▶ [What needs to be done] Copy the lines below with no changes, starting at the first line and ending at the line that contains "767, 1450, 818]". Include both of those lines.

┌─ Material provided

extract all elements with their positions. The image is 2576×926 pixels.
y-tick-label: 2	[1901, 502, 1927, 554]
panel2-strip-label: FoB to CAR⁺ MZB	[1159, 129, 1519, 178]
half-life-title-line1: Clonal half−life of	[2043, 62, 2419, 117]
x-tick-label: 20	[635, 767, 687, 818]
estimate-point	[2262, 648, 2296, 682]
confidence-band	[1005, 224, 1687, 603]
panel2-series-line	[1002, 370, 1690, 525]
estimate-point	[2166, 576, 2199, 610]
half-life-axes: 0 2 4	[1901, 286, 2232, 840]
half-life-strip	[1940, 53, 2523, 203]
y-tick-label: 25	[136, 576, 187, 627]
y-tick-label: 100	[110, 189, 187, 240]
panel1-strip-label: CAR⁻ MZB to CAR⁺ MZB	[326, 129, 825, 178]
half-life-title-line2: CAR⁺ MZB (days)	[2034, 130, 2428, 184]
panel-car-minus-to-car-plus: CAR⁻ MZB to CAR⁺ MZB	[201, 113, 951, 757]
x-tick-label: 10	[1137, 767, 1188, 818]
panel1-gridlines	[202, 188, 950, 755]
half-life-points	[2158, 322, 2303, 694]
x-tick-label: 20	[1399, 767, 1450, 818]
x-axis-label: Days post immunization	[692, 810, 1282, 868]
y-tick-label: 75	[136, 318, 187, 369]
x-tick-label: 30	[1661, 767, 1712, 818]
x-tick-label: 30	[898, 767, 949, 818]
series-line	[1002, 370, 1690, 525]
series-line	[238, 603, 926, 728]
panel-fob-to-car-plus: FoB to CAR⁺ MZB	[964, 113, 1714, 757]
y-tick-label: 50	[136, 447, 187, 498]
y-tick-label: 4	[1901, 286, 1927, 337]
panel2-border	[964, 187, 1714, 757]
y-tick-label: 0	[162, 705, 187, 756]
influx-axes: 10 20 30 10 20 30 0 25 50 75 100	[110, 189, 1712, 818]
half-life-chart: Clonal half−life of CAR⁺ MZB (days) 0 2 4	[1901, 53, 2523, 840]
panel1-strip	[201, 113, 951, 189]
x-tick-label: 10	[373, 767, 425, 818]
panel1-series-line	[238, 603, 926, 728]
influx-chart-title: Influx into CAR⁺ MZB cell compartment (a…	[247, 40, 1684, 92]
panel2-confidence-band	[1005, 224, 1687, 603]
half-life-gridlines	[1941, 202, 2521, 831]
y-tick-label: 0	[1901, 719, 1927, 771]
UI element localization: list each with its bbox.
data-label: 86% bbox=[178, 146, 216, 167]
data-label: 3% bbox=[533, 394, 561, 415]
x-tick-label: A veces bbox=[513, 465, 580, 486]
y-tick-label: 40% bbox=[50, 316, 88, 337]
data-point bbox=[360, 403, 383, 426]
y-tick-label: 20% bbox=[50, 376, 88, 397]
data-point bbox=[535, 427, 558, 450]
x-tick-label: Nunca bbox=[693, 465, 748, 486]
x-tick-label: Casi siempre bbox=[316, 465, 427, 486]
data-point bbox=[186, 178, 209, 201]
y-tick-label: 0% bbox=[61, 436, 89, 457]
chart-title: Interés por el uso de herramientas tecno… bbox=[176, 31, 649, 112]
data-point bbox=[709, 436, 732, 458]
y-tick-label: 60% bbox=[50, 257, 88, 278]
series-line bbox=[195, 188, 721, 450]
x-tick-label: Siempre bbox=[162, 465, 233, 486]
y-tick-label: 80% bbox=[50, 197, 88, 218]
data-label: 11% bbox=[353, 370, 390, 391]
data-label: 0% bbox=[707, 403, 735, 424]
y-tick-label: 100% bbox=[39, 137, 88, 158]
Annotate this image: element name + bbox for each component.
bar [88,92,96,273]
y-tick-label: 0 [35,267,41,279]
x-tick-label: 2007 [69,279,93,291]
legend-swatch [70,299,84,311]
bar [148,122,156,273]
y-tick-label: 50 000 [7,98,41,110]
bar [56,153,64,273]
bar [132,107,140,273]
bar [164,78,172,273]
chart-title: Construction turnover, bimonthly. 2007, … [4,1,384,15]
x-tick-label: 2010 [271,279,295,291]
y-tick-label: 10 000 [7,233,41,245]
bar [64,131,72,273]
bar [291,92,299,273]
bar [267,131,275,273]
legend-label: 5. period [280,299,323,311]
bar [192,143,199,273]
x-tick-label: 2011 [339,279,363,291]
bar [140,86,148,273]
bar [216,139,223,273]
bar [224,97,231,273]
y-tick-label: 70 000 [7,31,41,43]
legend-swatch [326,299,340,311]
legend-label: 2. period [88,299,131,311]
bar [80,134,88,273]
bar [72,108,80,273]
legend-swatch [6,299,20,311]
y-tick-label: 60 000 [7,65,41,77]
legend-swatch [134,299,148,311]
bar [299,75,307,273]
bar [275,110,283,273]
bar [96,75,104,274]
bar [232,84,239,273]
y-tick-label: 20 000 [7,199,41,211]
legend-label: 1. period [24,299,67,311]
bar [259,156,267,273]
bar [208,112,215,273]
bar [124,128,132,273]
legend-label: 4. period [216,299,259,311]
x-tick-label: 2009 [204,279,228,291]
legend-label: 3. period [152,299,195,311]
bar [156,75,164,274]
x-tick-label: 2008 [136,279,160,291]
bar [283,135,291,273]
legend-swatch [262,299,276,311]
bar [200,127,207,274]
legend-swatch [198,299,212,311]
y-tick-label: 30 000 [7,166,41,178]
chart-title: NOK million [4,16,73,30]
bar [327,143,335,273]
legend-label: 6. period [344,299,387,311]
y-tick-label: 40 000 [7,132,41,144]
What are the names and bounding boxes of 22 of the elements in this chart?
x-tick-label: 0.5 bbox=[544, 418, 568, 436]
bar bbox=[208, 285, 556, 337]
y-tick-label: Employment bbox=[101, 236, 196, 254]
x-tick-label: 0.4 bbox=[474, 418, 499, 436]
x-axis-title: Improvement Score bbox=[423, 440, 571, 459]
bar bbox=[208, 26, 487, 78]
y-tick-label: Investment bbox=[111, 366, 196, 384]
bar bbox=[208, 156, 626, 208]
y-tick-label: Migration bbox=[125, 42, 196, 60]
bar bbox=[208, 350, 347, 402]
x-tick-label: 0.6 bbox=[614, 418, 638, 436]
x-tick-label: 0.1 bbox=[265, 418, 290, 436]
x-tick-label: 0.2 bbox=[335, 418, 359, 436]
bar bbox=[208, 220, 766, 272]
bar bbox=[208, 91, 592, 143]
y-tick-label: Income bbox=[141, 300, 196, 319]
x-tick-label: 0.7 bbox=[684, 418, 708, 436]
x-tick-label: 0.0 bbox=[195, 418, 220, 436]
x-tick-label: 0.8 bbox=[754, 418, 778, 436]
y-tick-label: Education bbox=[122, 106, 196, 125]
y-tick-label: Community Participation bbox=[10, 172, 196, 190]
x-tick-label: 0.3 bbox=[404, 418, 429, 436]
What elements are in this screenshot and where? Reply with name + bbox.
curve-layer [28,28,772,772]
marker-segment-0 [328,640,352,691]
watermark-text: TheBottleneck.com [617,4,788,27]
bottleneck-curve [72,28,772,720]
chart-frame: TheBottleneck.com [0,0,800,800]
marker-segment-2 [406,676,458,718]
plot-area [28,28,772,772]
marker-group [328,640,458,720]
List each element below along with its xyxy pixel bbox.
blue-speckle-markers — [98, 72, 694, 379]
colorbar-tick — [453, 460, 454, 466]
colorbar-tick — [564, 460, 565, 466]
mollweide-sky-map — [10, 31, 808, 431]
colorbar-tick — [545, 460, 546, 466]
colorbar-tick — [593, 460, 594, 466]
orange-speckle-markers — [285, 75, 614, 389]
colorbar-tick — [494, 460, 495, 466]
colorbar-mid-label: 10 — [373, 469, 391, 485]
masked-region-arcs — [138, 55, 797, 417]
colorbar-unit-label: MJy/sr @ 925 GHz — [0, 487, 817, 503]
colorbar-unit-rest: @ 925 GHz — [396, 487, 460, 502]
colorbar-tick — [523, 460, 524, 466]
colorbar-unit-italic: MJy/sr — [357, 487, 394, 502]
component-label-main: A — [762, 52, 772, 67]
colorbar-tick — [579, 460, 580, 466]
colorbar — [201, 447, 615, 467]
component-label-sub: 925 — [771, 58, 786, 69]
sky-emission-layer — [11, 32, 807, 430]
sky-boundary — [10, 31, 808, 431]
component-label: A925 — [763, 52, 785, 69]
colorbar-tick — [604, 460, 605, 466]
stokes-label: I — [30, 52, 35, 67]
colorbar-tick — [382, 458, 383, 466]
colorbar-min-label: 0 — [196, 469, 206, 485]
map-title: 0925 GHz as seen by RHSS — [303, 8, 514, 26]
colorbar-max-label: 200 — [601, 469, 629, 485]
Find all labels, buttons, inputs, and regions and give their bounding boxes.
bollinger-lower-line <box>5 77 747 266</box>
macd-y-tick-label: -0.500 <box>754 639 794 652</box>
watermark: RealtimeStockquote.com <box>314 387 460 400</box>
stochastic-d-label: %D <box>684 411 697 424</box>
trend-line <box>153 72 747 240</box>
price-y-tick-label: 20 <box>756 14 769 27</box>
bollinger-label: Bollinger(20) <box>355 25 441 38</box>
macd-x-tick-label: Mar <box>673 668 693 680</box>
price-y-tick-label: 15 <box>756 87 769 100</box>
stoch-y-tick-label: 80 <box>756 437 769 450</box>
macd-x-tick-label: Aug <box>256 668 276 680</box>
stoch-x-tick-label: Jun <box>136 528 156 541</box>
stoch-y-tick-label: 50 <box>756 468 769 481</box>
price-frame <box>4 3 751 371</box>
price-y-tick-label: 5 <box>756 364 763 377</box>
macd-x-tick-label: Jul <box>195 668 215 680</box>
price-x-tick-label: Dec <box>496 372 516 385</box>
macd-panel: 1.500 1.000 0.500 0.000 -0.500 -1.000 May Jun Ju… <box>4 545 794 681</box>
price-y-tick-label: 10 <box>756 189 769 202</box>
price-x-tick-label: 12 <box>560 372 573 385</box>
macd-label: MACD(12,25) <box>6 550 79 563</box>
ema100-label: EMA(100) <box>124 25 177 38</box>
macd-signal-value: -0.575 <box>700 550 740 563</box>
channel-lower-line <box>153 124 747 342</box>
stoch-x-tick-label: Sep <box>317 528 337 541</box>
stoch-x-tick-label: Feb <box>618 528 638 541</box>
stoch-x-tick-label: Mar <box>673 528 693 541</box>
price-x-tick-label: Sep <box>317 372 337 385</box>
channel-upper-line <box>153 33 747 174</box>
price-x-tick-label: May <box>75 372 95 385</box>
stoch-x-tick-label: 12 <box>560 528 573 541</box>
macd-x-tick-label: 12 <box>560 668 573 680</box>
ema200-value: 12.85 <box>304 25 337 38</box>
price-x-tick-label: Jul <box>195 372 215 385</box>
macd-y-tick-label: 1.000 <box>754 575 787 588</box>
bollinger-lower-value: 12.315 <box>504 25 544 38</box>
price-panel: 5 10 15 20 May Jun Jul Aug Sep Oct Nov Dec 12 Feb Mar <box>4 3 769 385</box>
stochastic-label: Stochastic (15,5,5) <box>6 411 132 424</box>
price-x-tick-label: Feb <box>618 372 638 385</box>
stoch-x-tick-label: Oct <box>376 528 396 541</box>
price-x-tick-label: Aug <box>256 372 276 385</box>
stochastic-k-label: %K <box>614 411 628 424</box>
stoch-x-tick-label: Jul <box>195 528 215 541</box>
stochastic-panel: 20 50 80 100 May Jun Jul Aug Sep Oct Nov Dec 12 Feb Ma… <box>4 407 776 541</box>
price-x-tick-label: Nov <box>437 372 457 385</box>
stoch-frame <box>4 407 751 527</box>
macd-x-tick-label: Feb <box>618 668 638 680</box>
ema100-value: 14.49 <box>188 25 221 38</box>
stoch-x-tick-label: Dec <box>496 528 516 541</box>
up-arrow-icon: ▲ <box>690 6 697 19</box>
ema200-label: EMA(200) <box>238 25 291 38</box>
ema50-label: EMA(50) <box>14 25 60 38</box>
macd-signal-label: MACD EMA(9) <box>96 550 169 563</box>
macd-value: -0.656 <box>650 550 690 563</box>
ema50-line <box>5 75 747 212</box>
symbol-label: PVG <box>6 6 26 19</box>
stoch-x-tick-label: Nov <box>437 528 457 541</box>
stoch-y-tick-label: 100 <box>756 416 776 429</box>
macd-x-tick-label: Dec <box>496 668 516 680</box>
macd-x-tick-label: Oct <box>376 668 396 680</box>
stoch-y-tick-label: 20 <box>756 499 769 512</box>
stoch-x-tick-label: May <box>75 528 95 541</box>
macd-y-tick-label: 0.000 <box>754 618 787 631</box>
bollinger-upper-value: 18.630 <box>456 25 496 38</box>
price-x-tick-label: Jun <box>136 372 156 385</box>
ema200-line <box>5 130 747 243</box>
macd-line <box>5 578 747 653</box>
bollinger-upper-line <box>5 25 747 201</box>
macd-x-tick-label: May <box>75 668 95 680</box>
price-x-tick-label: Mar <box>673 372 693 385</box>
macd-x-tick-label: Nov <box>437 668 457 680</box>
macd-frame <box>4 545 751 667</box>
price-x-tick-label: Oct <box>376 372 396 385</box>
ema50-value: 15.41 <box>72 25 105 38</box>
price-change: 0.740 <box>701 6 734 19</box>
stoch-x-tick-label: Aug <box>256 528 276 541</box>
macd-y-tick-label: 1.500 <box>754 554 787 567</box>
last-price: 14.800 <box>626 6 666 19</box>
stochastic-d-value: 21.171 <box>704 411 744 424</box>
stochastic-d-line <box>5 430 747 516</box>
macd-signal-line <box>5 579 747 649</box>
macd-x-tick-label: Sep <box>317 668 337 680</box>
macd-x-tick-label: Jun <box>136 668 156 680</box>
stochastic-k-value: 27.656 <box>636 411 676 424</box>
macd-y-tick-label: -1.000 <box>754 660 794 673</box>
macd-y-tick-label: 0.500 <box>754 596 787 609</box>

└─

▶ [Solution for this problem]
extract all elements with their positions. The image is 2576×926 pixels.
y-tick-label: 2	[1901, 502, 1927, 554]
panel2-strip-label: FoB to CAR⁺ MZB	[1159, 129, 1519, 178]
half-life-title-line1: Clonal half−life of	[2043, 62, 2419, 117]
x-tick-label: 20	[635, 767, 687, 818]
estimate-point	[2262, 648, 2296, 682]
confidence-band	[1005, 224, 1687, 603]
panel2-series-line	[1002, 370, 1690, 525]
estimate-point	[2166, 576, 2199, 610]
half-life-axes: 0 2 4	[1901, 286, 2232, 840]
half-life-strip	[1940, 53, 2523, 203]
y-tick-label: 25	[136, 576, 187, 627]
y-tick-label: 100	[110, 189, 187, 240]
panel1-strip-label: CAR⁻ MZB to CAR⁺ MZB	[326, 129, 825, 178]
half-life-title-line2: CAR⁺ MZB (days)	[2034, 130, 2428, 184]
panel-car-minus-to-car-plus: CAR⁻ MZB to CAR⁺ MZB	[201, 113, 951, 757]
x-tick-label: 10	[1137, 767, 1188, 818]
panel1-gridlines	[202, 188, 950, 755]
half-life-points	[2158, 322, 2303, 694]
x-tick-label: 20	[1399, 767, 1450, 818]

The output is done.